● **Direction**: Can you print the data exactly and leave out each image?

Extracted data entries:
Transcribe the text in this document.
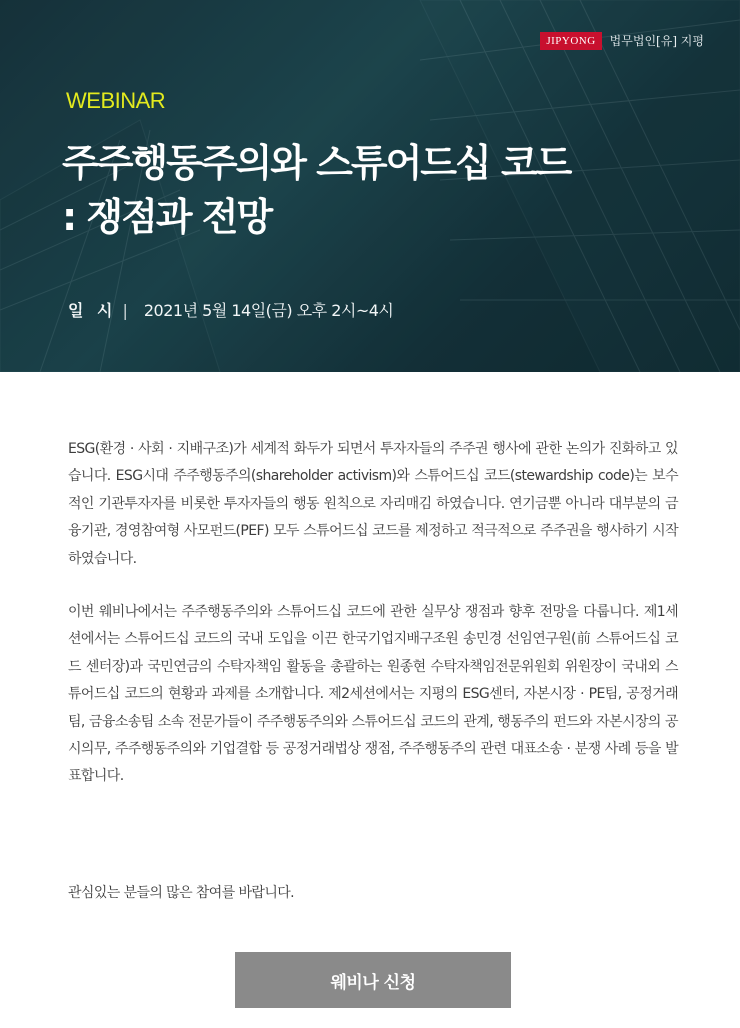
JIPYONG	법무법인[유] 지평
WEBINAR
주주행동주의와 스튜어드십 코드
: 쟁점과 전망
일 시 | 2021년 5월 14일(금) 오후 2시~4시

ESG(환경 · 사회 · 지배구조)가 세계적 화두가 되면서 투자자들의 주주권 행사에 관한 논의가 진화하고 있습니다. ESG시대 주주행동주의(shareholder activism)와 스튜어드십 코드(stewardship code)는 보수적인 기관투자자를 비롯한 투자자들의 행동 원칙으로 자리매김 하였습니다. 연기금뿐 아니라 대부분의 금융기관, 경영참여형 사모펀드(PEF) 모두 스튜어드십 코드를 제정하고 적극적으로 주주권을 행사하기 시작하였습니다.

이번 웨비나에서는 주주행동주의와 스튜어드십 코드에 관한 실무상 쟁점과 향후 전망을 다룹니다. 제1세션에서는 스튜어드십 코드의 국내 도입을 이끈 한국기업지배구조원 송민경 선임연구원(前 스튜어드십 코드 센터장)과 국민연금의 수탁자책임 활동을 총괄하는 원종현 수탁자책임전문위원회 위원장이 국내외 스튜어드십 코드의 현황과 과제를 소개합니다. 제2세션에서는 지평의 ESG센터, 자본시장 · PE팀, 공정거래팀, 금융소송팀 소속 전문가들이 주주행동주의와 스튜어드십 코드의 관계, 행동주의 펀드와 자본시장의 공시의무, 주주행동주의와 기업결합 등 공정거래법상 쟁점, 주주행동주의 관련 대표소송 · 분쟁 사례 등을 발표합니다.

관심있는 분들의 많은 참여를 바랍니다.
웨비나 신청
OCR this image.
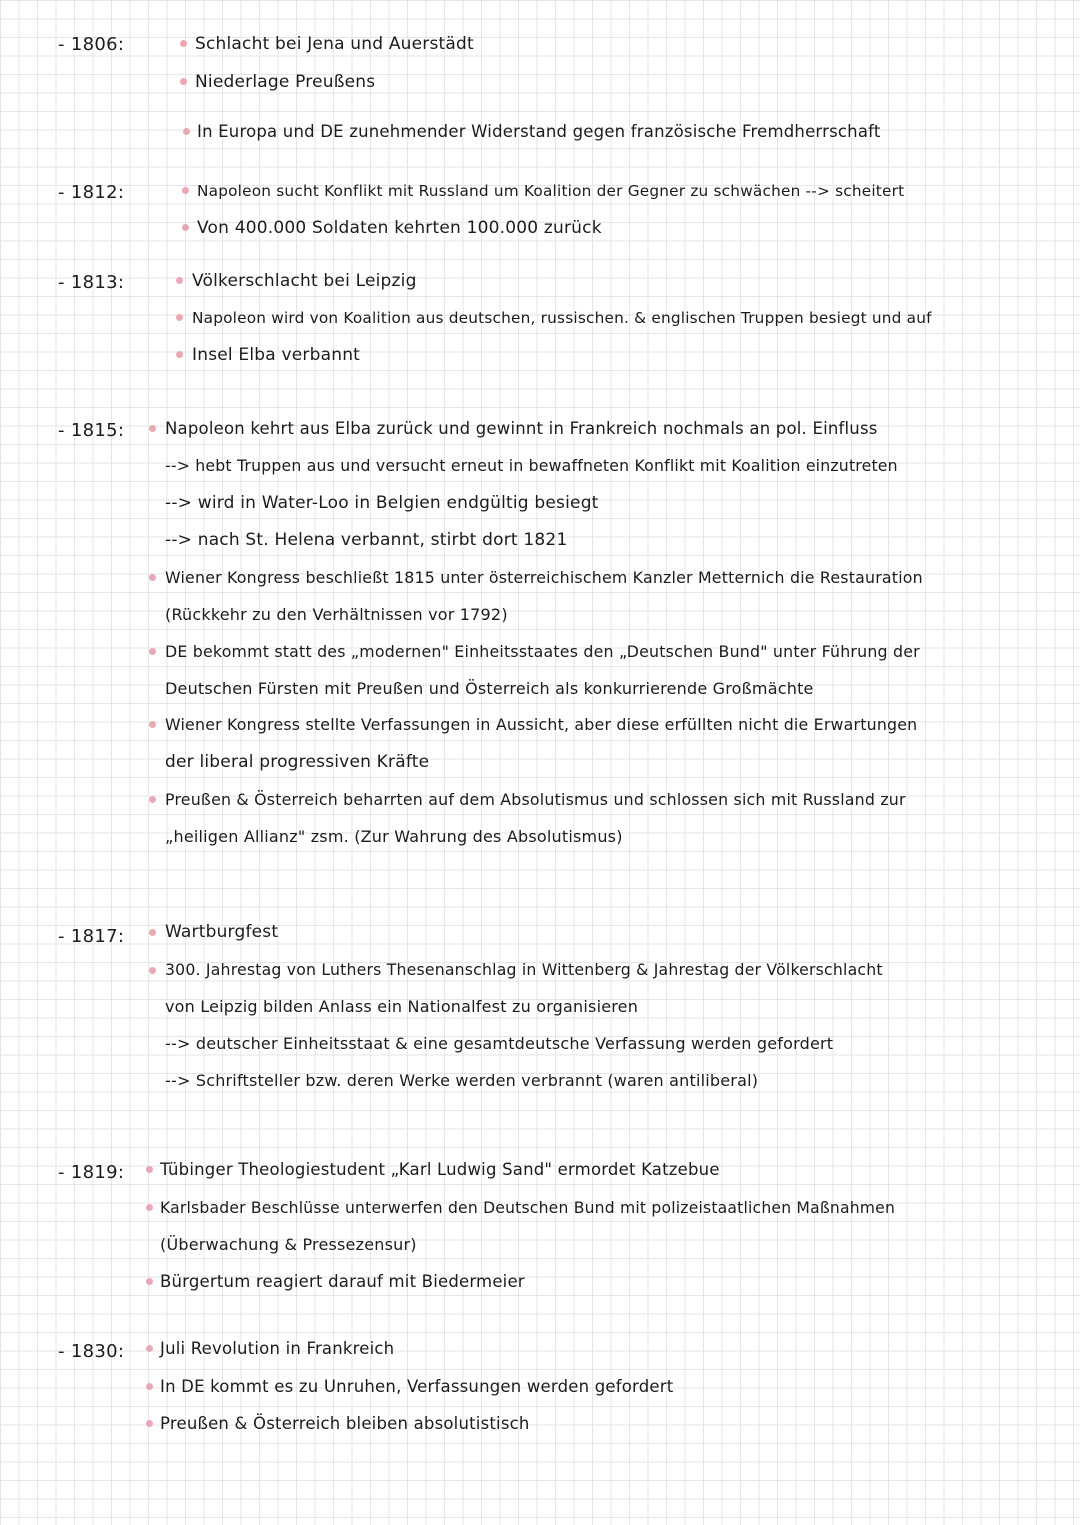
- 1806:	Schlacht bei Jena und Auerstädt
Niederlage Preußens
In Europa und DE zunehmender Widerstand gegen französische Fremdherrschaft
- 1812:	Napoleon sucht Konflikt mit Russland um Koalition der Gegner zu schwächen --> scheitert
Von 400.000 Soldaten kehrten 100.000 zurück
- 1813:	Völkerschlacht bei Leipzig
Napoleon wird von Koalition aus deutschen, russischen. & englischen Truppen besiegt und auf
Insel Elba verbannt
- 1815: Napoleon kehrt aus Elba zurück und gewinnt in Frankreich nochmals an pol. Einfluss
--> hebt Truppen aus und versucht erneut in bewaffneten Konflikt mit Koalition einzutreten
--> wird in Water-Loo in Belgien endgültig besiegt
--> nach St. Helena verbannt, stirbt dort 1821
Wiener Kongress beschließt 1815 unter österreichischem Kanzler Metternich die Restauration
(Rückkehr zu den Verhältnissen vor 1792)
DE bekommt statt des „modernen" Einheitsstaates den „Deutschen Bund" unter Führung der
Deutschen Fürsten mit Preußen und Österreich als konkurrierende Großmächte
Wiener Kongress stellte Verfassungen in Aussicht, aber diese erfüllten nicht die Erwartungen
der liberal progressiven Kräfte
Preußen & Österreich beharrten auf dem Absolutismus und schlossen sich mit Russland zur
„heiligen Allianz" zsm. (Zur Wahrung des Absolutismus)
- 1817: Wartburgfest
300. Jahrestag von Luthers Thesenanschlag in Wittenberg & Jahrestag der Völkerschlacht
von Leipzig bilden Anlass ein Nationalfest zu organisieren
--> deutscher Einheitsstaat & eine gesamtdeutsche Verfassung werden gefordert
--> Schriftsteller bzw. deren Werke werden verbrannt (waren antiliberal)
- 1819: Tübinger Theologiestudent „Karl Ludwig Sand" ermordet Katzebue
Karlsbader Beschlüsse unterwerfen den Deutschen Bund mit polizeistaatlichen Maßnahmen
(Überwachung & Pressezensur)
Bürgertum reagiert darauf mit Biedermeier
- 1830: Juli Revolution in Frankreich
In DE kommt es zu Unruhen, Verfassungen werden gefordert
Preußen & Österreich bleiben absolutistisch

● **Response for this exercise**:
Transcribe the text in this document.
JIPYONG	법무법인[유] 지평
WEBINAR
주주행동주의와 스튜어드십 코드
: 쟁점과 전망
일 시 | 2021년 5월 14일(금) 오후 2시~4시

ESG(환경 · 사회 · 지배구조)가 세계적 화두가 되면서 투자자들의 주주권 행사에 관한 논의가 진화하고 있습니다. ESG시대 주주행동주의(shareholder activism)와 스튜어드십 코드(stewardship code)는 보수적인 기관투자자를 비롯한 투자자들의 행동 원칙으로 자리매김 하였습니다. 연기금뿐 아니라 대부분의 금융기관, 경영참여형 사모펀드(PEF) 모두 스튜어드십 코드를 제정하고 적극적으로 주주권을 행사하기 시작하였습니다.

이번 웨비나에서는 주주행동주의와 스튜어드십 코드에 관한 실무상 쟁점과 향후 전망을 다룹니다. 제1세션에서는 스튜어드십 코드의 국내 도입을 이끈 한국기업지배구조원 송민경 선임연구원(前 스튜어드십 코드 센터장)과 국민연금의 수탁자책임 활동을 총괄하는 원종현 수탁자책임전문위원회 위원장이 국내외 스튜어드십 코드의 현황과 과제를 소개합니다. 제2세션에서는 지평의 ESG센터, 자본시장 · PE팀, 공정거래팀, 금융소송팀 소속 전문가들이 주주행동주의와 스튜어드십 코드의 관계, 행동주의 펀드와 자본시장의 공시의무, 주주행동주의와 기업결합 등 공정거래법상 쟁점, 주주행동주의 관련 대표소송 · 분쟁 사례 등을 발표합니다.

관심있는 분들의 많은 참여를 바랍니다.
웨비나 신청
OCR this image.
- 1806:	Schlacht bei Jena und Auerstädt
Niederlage Preußens
In Europa und DE zunehmender Widerstand gegen französische Fremdherrschaft
- 1812:	Napoleon sucht Konflikt mit Russland um Koalition der Gegner zu schwächen --> scheitert
Von 400.000 Soldaten kehrten 100.000 zurück
- 1813:	Völkerschlacht bei Leipzig
Napoleon wird von Koalition aus deutschen, russischen. & englischen Truppen besiegt und auf
Insel Elba verbannt
- 1815: Napoleon kehrt aus Elba zurück und gewinnt in Frankreich nochmals an pol. Einfluss
--> hebt Truppen aus und versucht erneut in bewaffneten Konflikt mit Koalition einzutreten
--> wird in Water-Loo in Belgien endgültig besiegt
--> nach St. Helena verbannt, stirbt dort 1821
Wiener Kongress beschließt 1815 unter österreichischem Kanzler Metternich die Restauration
(Rückkehr zu den Verhältnissen vor 1792)
DE bekommt statt des „modernen" Einheitsstaates den „Deutschen Bund" unter Führung der
Deutschen Fürsten mit Preußen und Österreich als konkurrierende Großmächte
Wiener Kongress stellte Verfassungen in Aussicht, aber diese erfüllten nicht die Erwartungen
der liberal progressiven Kräfte
Preußen & Österreich beharrten auf dem Absolutismus und schlossen sich mit Russland zur
„heiligen Allianz" zsm. (Zur Wahrung des Absolutismus)
- 1817: Wartburgfest
300. Jahrestag von Luthers Thesenanschlag in Wittenberg & Jahrestag der Völkerschlacht
von Leipzig bilden Anlass ein Nationalfest zu organisieren
--> deutscher Einheitsstaat & eine gesamtdeutsche Verfassung werden gefordert
--> Schriftsteller bzw. deren Werke werden verbrannt (waren antiliberal)
- 1819: Tübinger Theologiestudent „Karl Ludwig Sand" ermordet Katzebue
Karlsbader Beschlüsse unterwerfen den Deutschen Bund mit polizeistaatlichen Maßnahmen
(Überwachung & Pressezensur)
Bürgertum reagiert darauf mit Biedermeier
- 1830: Juli Revolution in Frankreich
In DE kommt es zu Unruhen, Verfassungen werden gefordert
Preußen & Österreich bleiben absolutistisch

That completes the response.